▶ **WHAT NEEDS TO BE DONE**:
Return only the line that contains "Decode this image" and each line after it, through the last line of the data below, copied exactly.
---------- DATA SUPPLIED ----------
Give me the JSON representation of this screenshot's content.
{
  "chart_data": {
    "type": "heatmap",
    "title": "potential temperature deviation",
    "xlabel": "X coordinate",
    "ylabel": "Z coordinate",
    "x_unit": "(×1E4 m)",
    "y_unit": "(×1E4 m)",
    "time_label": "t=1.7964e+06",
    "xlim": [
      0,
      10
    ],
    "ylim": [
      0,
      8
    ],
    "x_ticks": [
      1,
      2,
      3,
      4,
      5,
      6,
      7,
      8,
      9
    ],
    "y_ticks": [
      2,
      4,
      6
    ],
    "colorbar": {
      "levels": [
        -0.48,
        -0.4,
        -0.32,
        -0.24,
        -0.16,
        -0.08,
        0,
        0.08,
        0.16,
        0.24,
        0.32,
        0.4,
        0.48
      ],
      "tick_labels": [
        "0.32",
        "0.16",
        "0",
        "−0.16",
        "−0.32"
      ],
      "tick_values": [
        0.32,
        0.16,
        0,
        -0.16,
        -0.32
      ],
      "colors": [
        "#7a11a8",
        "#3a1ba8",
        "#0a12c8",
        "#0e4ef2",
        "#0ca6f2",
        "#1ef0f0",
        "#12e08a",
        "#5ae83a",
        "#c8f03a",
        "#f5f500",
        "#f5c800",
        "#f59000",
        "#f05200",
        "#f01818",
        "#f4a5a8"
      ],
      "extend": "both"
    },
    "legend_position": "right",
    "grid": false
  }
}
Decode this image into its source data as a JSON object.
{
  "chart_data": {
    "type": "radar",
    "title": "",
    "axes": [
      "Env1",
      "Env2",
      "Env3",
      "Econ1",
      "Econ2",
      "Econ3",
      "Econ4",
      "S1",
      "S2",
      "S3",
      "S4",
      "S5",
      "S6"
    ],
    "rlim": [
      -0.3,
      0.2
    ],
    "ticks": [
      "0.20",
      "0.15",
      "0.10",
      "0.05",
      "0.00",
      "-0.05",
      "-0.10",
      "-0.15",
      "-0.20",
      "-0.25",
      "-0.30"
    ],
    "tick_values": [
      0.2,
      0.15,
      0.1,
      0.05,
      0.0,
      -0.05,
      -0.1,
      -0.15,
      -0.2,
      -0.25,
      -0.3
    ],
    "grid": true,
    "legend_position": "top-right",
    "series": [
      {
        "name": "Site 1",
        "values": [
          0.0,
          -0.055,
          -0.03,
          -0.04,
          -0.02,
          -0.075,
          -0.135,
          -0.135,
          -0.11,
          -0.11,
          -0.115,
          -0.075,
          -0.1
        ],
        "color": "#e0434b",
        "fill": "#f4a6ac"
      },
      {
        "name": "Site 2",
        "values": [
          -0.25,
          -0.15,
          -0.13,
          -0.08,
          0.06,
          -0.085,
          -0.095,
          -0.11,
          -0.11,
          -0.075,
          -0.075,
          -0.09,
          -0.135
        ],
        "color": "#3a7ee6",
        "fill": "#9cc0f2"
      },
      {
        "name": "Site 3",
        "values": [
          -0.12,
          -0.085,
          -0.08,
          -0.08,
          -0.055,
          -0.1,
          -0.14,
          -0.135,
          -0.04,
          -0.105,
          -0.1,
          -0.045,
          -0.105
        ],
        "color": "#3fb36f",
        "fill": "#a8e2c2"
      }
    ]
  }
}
----------
▶ **REPLY**:
Decode this image into its source data as a JSON object.
{
  "chart_data": {
    "type": "radar",
    "title": "",
    "axes": [
      "Env1",
      "Env2",
      "Env3",
      "Econ1",
      "Econ2",
      "Econ3",
      "Econ4",
      "S1",
      "S2",
      "S3",
      "S4",
      "S5",
      "S6"
    ],
    "rlim": [
      -0.3,
      0.2
    ],
    "ticks": [
      "0.20",
      "0.15",
      "0.10",
      "0.05",
      "0.00",
      "-0.05",
      "-0.10",
      "-0.15",
      "-0.20",
      "-0.25",
      "-0.30"
    ],
    "tick_values": [
      0.2,
      0.15,
      0.1,
      0.05,
      0.0,
      -0.05,
      -0.1,
      -0.15,
      -0.2,
      -0.25,
      -0.3
    ],
    "grid": true,
    "legend_position": "top-right",
    "series": [
      {
        "name": "Site 1",
        "values": [
          0.0,
          -0.055,
          -0.03,
          -0.04,
          -0.02,
          -0.075,
          -0.135,
          -0.135,
          -0.11,
          -0.11,
          -0.115,
          -0.075,
          -0.1
        ],
        "color": "#e0434b",
        "fill": "#f4a6ac"
      },
      {
        "name": "Site 2",
        "values": [
          -0.25,
          -0.15,
          -0.13,
          -0.08,
          0.06,
          -0.085,
          -0.095,
          -0.11,
          -0.11,
          -0.075,
          -0.075,
          -0.09,
          -0.135
        ],
        "color": "#3a7ee6",
        "fill": "#9cc0f2"
      },
      {
        "name": "Site 3",
        "values": [
          -0.12,
          -0.085,
          -0.08,
          -0.08,
          -0.055,
          -0.1,
          -0.14,
          -0.135,
          -0.04,
          -0.105,
          -0.1,
          -0.045,
          -0.105
        ],
        "color": "#3fb36f",
        "fill": "#a8e2c2"
      }
    ]
  }
}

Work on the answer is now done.